Description of the task |
For the entries below, state how many lines contain the word "námětu" and add nothing else.
** Opening Records shown block **
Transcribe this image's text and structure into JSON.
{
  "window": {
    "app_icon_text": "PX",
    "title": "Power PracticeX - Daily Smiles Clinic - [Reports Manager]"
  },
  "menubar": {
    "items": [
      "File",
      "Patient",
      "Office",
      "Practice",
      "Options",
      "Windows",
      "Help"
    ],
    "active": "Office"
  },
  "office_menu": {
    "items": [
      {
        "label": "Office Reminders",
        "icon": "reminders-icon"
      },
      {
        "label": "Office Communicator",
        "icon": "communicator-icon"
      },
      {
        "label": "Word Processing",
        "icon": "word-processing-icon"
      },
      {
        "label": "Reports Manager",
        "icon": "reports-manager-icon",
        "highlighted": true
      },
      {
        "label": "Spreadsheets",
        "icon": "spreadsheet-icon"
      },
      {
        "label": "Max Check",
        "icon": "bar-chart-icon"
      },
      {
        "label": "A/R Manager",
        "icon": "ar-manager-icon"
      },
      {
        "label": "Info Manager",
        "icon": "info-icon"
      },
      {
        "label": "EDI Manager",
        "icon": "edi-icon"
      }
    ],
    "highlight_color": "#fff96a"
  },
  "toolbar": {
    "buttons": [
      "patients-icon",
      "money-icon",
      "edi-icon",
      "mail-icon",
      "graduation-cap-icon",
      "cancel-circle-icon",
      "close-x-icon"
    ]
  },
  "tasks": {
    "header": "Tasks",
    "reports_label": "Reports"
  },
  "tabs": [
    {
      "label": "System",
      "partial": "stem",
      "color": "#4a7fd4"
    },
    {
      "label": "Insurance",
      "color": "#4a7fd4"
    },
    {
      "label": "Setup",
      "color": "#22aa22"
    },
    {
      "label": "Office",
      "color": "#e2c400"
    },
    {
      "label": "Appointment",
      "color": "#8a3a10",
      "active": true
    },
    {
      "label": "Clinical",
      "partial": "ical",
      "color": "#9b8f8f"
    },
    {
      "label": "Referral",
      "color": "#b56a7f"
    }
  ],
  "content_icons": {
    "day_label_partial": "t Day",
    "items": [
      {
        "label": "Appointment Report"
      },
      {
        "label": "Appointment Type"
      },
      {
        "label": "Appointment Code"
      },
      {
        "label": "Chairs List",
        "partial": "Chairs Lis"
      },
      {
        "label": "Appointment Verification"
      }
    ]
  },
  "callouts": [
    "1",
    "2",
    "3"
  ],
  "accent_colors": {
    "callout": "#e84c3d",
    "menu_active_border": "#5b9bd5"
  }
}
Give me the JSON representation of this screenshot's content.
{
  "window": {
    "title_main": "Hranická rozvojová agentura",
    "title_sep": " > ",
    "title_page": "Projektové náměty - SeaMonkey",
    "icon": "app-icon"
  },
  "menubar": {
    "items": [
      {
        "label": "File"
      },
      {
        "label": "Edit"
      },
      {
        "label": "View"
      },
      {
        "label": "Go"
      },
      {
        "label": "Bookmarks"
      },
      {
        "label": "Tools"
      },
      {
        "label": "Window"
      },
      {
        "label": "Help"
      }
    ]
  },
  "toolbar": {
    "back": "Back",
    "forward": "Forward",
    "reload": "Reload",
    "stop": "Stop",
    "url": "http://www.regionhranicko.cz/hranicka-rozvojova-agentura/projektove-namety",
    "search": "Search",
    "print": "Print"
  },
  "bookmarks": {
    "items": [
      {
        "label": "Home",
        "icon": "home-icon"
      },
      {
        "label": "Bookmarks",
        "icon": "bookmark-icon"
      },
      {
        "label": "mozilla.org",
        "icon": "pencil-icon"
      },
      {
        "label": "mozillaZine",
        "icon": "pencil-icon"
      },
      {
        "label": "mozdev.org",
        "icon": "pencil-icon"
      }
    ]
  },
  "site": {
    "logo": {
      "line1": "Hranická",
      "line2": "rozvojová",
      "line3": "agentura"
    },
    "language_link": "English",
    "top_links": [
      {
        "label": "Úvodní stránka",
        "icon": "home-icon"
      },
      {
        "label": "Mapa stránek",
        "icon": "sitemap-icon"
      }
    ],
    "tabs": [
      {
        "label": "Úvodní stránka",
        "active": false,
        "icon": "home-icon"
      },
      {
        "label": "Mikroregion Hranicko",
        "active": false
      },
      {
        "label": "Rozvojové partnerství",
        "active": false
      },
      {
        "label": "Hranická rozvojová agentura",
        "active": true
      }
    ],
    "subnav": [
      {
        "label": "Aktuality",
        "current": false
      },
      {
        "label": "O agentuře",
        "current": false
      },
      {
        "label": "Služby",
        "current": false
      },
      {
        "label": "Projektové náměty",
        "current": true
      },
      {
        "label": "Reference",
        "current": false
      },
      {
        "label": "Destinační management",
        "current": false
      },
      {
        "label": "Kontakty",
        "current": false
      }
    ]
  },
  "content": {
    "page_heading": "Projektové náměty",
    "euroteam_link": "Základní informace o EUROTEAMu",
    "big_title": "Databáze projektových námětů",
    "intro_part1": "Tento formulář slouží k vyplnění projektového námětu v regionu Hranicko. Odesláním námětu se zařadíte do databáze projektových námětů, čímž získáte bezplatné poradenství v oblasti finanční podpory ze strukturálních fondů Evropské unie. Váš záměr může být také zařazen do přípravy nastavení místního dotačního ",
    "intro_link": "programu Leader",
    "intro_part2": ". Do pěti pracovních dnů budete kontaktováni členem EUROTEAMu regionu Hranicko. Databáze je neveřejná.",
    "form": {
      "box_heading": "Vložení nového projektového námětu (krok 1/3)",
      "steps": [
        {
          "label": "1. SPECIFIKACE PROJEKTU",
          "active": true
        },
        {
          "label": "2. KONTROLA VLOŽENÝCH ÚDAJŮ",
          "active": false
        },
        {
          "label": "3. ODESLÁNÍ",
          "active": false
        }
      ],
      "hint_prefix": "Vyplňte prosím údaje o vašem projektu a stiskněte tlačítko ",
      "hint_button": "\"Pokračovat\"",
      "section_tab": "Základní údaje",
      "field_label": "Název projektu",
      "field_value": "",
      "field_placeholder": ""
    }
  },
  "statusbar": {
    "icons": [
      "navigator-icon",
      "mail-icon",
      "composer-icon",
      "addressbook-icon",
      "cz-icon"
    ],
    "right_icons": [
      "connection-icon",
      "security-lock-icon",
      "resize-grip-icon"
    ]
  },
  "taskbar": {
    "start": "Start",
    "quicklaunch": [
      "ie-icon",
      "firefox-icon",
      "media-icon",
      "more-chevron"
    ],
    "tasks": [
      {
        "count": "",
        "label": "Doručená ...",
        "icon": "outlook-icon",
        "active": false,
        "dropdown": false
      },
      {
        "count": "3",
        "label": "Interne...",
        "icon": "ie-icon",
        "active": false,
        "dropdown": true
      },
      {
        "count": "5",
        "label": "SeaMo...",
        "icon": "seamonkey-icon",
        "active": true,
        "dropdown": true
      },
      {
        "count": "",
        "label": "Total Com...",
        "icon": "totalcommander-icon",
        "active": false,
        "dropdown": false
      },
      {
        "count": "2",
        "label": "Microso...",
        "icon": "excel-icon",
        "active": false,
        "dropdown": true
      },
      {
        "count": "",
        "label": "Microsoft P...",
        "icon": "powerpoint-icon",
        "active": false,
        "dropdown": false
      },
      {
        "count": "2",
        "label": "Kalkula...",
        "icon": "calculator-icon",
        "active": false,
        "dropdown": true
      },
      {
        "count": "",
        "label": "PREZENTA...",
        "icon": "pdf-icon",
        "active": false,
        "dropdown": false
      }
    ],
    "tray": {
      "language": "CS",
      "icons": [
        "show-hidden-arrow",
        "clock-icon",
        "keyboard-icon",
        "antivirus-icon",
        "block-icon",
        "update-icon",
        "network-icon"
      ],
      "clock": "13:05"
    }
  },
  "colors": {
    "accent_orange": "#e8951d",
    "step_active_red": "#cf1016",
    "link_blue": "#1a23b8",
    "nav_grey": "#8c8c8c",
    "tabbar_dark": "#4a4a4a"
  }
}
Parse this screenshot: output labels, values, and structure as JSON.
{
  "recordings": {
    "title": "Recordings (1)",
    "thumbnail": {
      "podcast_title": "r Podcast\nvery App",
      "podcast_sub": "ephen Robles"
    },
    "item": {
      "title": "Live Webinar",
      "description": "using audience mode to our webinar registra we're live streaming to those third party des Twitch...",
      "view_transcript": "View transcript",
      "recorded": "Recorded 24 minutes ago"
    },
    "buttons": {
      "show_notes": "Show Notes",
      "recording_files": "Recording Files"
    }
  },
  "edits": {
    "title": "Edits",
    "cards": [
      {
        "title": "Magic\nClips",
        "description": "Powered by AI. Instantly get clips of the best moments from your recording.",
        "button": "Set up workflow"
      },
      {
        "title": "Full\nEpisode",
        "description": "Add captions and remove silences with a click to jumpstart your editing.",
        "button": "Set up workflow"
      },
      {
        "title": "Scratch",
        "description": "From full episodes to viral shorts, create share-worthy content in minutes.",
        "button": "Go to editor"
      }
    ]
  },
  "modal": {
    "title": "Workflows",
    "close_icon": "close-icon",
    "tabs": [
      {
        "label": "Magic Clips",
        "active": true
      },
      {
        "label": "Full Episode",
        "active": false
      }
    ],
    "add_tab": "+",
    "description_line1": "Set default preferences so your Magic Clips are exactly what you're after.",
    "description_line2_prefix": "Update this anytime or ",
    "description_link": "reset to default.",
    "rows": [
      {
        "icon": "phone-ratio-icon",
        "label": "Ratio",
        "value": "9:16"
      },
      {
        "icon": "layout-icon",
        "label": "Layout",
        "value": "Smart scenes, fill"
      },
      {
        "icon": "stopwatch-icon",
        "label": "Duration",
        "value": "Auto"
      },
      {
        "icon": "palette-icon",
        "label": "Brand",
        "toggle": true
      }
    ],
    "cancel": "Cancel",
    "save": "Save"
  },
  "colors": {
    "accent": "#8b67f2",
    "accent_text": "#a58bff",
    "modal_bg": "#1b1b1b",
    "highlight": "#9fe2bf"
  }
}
** Closing Records shown block **
Exercise answer |
2